_Instructions for the task:_ Repeat the data verbatim.

(Saved entries)
● ● ● ● ● ● ●
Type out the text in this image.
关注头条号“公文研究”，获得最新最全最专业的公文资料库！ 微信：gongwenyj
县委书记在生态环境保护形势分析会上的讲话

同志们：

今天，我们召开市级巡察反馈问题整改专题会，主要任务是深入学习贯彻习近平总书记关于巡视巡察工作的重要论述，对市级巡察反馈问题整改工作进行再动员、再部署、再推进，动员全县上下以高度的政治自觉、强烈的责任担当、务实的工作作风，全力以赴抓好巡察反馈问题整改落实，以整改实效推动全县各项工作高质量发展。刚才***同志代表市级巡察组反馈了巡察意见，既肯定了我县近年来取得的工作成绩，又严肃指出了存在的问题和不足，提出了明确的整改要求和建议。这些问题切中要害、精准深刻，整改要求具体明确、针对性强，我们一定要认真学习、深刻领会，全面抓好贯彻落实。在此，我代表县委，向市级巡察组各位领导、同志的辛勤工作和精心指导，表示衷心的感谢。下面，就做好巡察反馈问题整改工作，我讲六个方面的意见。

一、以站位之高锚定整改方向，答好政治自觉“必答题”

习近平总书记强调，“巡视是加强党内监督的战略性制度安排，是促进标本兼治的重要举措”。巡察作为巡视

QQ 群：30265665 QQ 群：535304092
● ● ● ● ● ● ●
_Written response:_
Type out the text in this image.
关注头条号“公文研究”，获得最新最全最专业的公文资料库！ 微信：gongwenyj
县委书记在生态环境保护形势分析会上的讲话

同志们：

今天，我们召开市级巡察反馈问题整改专题会，主要任务是深入学习贯彻习近平总书记关于巡视巡察工作的重要论述，对市级巡察反馈问题整改工作进行再动员、再部署、再推进，动员全县上下以高度的政治自觉、强烈的责任担当、务实的工作作风，全力以赴抓好巡察反馈问题整改落实，以整改实效推动全县各项工作高质量发展。刚才***同志代表市级巡察组反馈了巡察意见，既肯定了我县近年来取得的工作成绩，又严肃指出了存在的问题和不足，提出了明确的整改要求和建议。这些问题切中要害、精准深刻，整改要求具体明确、针对性强，我们一定要认真学习、深刻领会，全面抓好贯彻落实。在此，我代表县委，向市级巡察组各位领导、同志的辛勤工作和精心指导，表示衷心的感谢。下面，就做好巡察反馈问题整改工作，我讲六个方面的意见。

一、以站位之高锚定整改方向，答好政治自觉“必答题”

习近平总书记强调，“巡视是加强党内监督的战略性制度安排，是促进标本兼治的重要举措”。巡察作为巡视

QQ 群：30265665 QQ 群：535304092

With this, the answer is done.